══ 本文抜粋 ══
同期、会社辞めるってよ
2018年の4月、ハエある我が社には俺を含め9人の新人が入社した。そのうち俺と同じ営業部に入ったのは3人、残りの6人は製造部への配属となった(製造メーカーなの)。
そして大学卒業後に新卒で入ったのは営業部の3人で、他は高卒や中途での採用だ。それゆえ普段の仕事で絡みがあるのは営業部の3人だった。全国転勤なので、いる場所こそバラバラだが同じ悩みや悩みや悩みを共有したのは彼らだった。
だから少なくも俺は、入社以来6年苦楽を共にした仲間だと思っている。
そんな中、3年ほど前に1人が離脱した。メンタルの問題で営業部から工場へ転勤となったのだ。あまりのプレッシャーに耐えられなかったらしい。彼は工場では今も活躍している。
そのとき俺は言っちゃ悪いが、羨ましいと思った。
俺も環境も仕事も嫌で嫌で仕方がないし、同じ重力圏にいるはずなのだが不思議と折れていないからだ。もうずーーっとしんどいと思っているが、離れることができないからだ。
不謹慎だが、彼がギブアップできたことを羨ましく思うし、何よりも自分が辛くてこれ以上戦えないことを怖い上司たちに伝えた勇気を讃えたい。彼は自分の役割を果たせる環境を勝ち取ったのだ。
次は俺の番だと思っていた。俺が離脱するだろうとその機満々だった。2022年にこのノートでも「脱出経路」という記事を書き、抜ける機フルマックスで燻っていた。なぜなら
詳しく話すとチョメチョメだが、この会社に先はないと思うからだ。地元とどっぷりな上、ある分野での国内最大手だから潰れることはほぼゼロパーだが、従業員の環境が良くなることは望めないと思える。これは辞意を感じて2年ぐだぐだしているが変わらない。詳しくはチョメチョメだけどね。
═══
══ 資料の抜粋 ══
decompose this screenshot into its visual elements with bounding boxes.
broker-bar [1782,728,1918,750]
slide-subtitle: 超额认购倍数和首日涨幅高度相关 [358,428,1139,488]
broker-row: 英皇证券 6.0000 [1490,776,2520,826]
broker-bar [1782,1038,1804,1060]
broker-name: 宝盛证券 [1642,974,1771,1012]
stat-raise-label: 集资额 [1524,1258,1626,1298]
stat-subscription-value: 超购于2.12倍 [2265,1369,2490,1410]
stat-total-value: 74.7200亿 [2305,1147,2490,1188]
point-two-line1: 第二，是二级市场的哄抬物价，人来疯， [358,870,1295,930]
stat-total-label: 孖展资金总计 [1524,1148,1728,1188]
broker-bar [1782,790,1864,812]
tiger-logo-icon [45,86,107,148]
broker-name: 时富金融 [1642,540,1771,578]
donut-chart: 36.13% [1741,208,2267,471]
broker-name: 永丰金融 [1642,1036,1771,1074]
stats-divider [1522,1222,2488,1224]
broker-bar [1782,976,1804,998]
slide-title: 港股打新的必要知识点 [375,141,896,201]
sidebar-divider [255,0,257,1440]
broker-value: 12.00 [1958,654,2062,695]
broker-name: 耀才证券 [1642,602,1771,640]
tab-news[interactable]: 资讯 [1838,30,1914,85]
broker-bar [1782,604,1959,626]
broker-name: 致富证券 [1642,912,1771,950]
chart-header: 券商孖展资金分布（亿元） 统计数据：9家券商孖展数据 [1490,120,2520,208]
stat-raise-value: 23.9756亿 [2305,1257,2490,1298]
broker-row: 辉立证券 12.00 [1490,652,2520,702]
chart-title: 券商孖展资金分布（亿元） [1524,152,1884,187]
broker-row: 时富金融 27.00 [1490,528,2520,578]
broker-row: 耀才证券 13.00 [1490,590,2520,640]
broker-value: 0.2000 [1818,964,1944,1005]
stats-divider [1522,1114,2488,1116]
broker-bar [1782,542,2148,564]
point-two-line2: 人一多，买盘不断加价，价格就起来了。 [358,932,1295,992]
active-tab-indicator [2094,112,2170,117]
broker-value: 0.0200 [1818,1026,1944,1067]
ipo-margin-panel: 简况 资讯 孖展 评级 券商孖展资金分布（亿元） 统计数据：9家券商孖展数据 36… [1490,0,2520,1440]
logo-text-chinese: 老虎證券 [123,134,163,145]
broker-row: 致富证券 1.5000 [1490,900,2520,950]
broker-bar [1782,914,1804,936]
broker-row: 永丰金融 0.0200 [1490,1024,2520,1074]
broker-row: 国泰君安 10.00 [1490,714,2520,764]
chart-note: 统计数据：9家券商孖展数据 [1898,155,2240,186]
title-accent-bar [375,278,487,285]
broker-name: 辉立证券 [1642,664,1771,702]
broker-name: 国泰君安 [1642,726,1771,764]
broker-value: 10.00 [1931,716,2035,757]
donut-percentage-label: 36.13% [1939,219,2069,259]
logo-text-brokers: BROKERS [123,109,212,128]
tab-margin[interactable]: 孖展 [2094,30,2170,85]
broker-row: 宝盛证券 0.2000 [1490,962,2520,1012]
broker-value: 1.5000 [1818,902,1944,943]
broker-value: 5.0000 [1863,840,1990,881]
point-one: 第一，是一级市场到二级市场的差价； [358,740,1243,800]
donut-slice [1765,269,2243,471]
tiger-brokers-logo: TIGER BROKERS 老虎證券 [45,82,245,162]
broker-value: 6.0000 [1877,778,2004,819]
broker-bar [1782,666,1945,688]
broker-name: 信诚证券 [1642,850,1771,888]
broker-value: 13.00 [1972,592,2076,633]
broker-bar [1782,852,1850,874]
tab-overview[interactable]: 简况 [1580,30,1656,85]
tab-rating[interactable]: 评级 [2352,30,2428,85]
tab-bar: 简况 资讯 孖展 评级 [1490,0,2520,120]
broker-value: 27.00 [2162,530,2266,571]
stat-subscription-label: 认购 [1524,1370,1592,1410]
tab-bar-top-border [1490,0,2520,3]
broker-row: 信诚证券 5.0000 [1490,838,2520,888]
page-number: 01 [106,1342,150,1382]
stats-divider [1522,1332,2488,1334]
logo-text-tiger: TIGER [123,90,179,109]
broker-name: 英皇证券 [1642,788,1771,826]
═══
══ 資料の抜粋 ══
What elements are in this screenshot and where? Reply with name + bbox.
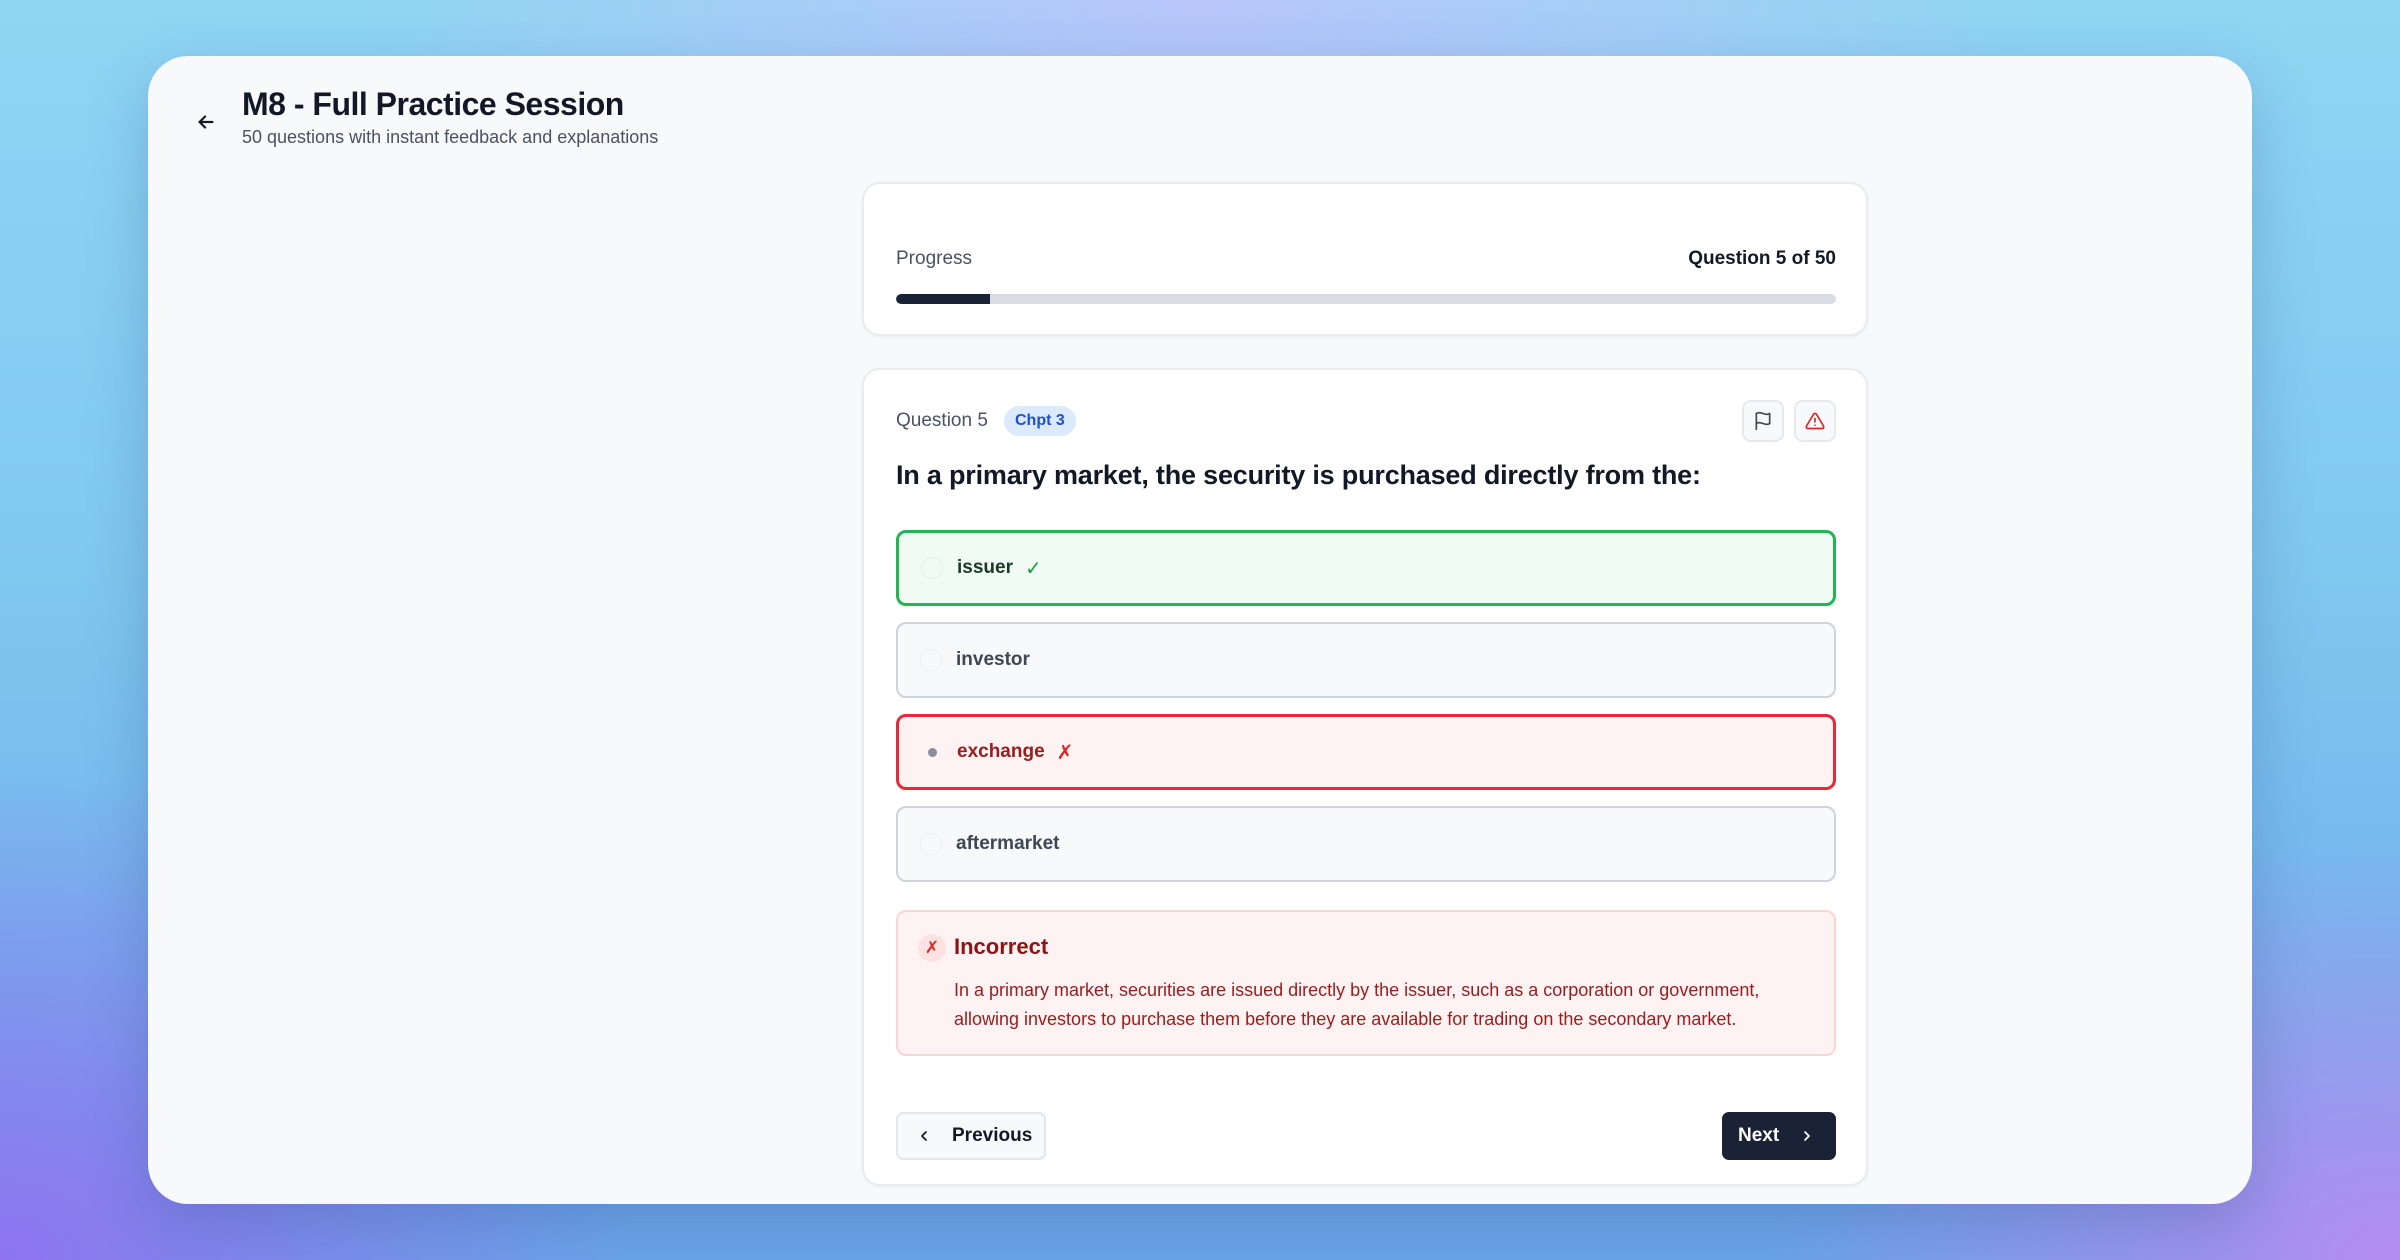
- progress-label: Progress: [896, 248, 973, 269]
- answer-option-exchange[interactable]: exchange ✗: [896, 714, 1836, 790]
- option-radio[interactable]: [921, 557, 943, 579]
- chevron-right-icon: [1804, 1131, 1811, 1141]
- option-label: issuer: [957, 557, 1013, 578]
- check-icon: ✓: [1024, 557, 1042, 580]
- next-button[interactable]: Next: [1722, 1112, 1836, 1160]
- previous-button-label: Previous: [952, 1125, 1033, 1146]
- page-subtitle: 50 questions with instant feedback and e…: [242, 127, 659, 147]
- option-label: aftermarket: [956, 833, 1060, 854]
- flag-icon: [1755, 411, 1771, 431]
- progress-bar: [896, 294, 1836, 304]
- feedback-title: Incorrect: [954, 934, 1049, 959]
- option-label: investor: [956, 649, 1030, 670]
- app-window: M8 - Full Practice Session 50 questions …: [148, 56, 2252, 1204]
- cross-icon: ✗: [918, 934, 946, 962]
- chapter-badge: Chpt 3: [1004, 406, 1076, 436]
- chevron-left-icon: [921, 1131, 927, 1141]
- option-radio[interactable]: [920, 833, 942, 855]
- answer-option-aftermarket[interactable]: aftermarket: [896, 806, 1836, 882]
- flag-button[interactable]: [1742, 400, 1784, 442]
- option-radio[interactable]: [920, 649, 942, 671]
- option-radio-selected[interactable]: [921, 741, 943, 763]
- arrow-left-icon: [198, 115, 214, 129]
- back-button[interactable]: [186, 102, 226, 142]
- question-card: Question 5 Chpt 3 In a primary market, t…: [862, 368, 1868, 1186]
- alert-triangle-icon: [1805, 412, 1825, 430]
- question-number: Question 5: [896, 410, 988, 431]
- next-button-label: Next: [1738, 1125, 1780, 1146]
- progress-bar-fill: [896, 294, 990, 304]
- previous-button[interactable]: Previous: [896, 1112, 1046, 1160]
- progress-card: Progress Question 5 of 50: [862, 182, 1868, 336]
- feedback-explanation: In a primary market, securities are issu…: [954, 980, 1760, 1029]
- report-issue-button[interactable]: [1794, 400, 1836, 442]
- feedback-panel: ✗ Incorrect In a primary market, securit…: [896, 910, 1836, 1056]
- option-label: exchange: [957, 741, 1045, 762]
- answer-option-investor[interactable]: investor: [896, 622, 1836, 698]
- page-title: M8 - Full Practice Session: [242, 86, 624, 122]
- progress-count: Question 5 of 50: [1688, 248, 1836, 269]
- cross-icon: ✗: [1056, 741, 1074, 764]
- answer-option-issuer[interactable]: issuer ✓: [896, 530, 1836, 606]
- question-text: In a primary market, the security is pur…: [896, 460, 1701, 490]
═══
§ **課題の要件**: 本文抜粋のうち「そのとき俺は言っちゃ悪いが、羨ましいと思った。」から「しくはチョメチョメだけどね。」までを、一字も変えずに書き出してもらえますか。

§ **回答文**:
そのとき俺は言っちゃ悪いが、羨ましいと思った。
俺も環境も仕事も嫌で嫌で仕方がないし、同じ重力圏にいるはずなのだが不思議と折れていないからだ。もうずーーっとしんどいと思っているが、離れることができないからだ。
不謹慎だが、彼がギブアップできたことを羨ましく思うし、何よりも自分が辛くてこれ以上戦えないことを怖い上司たちに伝えた勇気を讃えたい。彼は自分の役割を果たせる環境を勝ち取ったのだ。
次は俺の番だと思っていた。俺が離脱するだろうとその機満々だった。2022年にこのノートでも「脱出経路」という記事を書き、抜ける機フルマックスで燻っていた。なぜなら
詳しく話すとチョメチョメだが、この会社に先はないと思うからだ。地元とどっぷりな上、ある分野での国内最大手だから潰れることはほぼゼロパーだが、従業員の環境が良くなることは望めないと思える。これは辞意を感じて2年ぐだぐだしているが変わらない。詳しくはチョメチョメだけどね。